Let $B$ a Brownian motion. Show that for all $t_0$,$$p\{t_0\text{ is a local maximum for }B\}=0$$ but a.s. local maximal are a countable dense set in $(0,\infty )$.
For the first part, $$p\{t_0\text{ is a local maximum for }B\}=p\{\exists \delta>0\mid \forall t: |t-t_0|<\delta, B_t\leq B_{t_0}\}$$
So I define $\{S_t=B_t-B_{t_0}\}_{t>0}$ which is also a Brownian. Then, I have to show that $$p\{\exists \delta>0\mid \forall t, |t|<\delta, S_t\leq 0 \}$$ but it doesn't really help. Any idea?

Material supplied:
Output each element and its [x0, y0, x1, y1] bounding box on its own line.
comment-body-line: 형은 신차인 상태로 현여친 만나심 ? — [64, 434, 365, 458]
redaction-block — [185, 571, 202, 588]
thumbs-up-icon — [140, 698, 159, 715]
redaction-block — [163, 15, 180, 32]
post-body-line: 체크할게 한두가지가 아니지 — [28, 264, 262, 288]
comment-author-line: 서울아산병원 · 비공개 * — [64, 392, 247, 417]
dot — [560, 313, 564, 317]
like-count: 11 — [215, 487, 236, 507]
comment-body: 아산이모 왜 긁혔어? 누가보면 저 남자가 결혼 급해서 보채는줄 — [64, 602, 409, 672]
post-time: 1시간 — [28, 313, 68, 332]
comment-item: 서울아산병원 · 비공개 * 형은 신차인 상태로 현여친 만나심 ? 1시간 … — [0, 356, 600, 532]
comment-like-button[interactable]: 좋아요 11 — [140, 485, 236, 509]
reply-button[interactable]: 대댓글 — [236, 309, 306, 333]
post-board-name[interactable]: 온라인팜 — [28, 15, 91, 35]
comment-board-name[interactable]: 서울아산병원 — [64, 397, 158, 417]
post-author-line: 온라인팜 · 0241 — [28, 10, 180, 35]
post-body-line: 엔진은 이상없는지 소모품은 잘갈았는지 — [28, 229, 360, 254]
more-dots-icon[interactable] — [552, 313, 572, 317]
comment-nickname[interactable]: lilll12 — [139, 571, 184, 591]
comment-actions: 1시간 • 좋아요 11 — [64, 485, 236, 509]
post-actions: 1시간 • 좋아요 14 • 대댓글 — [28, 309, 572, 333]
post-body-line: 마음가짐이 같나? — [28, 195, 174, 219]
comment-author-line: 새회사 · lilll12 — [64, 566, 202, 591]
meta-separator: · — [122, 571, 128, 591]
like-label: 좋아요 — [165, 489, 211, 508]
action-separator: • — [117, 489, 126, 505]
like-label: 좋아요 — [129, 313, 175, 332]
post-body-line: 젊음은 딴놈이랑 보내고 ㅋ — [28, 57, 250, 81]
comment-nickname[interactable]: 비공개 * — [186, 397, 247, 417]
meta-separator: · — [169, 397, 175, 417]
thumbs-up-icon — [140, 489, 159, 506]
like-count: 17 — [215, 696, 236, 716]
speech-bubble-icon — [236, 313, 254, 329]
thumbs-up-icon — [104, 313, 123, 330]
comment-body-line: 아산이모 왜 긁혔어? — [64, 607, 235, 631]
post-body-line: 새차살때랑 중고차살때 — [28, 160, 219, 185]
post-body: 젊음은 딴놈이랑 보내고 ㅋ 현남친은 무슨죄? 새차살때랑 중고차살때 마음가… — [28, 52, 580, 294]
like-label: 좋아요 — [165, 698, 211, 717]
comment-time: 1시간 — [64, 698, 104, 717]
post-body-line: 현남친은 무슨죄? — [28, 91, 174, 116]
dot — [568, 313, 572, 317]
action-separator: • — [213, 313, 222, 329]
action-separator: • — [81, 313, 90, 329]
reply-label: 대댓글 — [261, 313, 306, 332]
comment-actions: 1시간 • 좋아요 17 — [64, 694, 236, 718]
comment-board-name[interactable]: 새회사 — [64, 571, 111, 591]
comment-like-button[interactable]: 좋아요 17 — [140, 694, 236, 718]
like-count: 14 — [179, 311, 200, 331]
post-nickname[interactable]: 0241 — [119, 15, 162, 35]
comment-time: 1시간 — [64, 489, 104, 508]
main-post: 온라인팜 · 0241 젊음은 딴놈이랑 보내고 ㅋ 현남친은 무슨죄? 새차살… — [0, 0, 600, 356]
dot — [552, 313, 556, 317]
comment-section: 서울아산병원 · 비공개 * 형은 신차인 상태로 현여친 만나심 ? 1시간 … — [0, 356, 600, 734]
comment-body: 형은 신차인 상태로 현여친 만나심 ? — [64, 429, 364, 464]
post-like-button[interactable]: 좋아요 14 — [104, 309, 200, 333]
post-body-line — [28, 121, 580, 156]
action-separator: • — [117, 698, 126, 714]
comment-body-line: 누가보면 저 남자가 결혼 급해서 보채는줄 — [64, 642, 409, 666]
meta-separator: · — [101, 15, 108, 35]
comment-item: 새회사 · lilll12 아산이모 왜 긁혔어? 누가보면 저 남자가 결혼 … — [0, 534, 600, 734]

List of tasks:
A – Say whether each statement agrees with the Brownian motion post, answering yes or no and quoting the words of the post that decide it: (i) the post also asks to show that, almost surely, the local maxima form a countable dense set in $(0,\infty)$; (ii) the writer says that rewriting the problem with $S_t$ solved the first part; (iii) the writer says that $S_t$ is also a Brownian motion.
B – Pick up the Brownian motion post after its last sentence and keep writing it.

Results in order:
A –
(i) Yes: "a.s. local maximal are a countable dense set"
(ii) No: "but it doesn't really help"
(iii) Yes: "which is also a Brownian"

B –
For fixed $t_0 \geq 0$, we have
$$\{\omega; t_0 \, \text{is not a local maximum for $t \mapsto B_t(\omega)$}\} \supseteq \{\omega; \forall \delta>0 \exists t \in [t_0,t_0+\delta]: B_{t}(\omega)>B_{t_0}(\omega)\}.$$
If we set $W_s := B_{s+t_0}-B_{t_0}$, $s \geq 0$, then we can rewrite this as
$$\begin{align*} \{\omega; t_0 \, \text{is not a local maximum for $t \mapsto B_t(\omega)$}\} &\supseteq \{\omega; \forall \delta >0 \exists s \in [0,\delta]: W_s(\omega)>0\} \\ &= \bigcap_{k \in \mathbb{N}} \{\omega; \exists s \in [0,1/k]: W_s(\omega)>0\}. \end{align*}$$
The assertion follows if we can show that
$$\mathbb{P}(\exists s \in [0,1/k]: W_s>0) =1 \tag{1}$$
for all $k \in \mathbb{N}$. It is well-known that
$$M_t := \sup_{s \in [0,t]} W_s \sim |W_t|$$
for any Brownian motion $(W_t)_{t \geq 0}$ (this is e.g. a consequence of the reflection principle). Therefore,
$$\mathbb{P}(\exists s \in [0,1/k]: W_s>0)= \mathbb{P}(M_{1/k}>0) = \mathbb{P}(|B_{1/k}|>0) = 1,$$
and this proves $(1)$.